_What is being asked:_
Return, unchanged, the lines from the start of the entries through the line containing "nav-item-clusters[interactable]: 集群 bbox=[209, 10, 236, 24]", with that line included.

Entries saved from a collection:

──────────────────────────────

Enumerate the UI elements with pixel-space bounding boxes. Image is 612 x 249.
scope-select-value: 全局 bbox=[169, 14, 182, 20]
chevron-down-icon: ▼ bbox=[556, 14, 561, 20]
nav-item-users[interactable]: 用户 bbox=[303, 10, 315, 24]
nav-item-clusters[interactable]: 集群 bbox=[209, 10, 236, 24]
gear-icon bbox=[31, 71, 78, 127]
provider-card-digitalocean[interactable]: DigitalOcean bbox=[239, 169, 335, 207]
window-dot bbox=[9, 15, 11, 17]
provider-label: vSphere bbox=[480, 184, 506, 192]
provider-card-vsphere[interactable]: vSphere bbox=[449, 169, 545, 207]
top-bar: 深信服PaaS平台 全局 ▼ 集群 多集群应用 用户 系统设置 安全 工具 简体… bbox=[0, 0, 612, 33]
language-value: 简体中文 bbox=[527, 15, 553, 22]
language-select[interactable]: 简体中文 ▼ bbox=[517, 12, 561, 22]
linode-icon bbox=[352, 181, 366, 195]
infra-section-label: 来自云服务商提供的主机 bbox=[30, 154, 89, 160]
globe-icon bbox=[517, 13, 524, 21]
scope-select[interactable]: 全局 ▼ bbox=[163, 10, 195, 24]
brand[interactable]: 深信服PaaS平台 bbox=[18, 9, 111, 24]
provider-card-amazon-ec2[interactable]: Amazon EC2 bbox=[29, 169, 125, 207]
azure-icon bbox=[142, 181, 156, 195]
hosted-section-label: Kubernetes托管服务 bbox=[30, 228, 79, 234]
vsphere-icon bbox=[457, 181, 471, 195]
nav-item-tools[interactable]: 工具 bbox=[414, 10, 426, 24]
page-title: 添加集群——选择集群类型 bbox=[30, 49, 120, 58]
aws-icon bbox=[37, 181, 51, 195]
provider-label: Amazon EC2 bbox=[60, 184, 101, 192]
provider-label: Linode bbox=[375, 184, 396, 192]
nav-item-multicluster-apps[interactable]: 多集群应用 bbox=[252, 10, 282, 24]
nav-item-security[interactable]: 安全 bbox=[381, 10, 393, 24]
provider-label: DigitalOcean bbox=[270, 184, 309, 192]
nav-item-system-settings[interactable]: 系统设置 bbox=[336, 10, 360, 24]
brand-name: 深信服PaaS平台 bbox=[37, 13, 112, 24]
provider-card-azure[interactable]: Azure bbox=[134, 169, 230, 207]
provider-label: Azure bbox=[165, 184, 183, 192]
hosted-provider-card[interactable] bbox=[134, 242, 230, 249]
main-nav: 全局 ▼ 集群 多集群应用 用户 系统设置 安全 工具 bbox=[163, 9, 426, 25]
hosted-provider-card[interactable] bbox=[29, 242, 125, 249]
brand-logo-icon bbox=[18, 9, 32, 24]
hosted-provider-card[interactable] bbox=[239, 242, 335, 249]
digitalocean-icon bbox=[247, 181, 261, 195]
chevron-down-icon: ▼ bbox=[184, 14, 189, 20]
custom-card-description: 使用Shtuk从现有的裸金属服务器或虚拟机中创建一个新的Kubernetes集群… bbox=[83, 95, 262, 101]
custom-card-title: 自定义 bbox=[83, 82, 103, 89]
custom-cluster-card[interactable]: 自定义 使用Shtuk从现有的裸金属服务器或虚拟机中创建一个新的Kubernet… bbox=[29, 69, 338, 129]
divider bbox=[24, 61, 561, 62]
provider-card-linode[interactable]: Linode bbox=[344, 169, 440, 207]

──────────────────────────────

_Output of the task:_
Enumerate the UI elements with pixel-space bounding boxes. Image is 612 x 249.
scope-select-value: 全局 bbox=[169, 14, 182, 20]
chevron-down-icon: ▼ bbox=[556, 14, 561, 20]
nav-item-users[interactable]: 用户 bbox=[303, 10, 315, 24]
nav-item-clusters[interactable]: 集群 bbox=[209, 10, 236, 24]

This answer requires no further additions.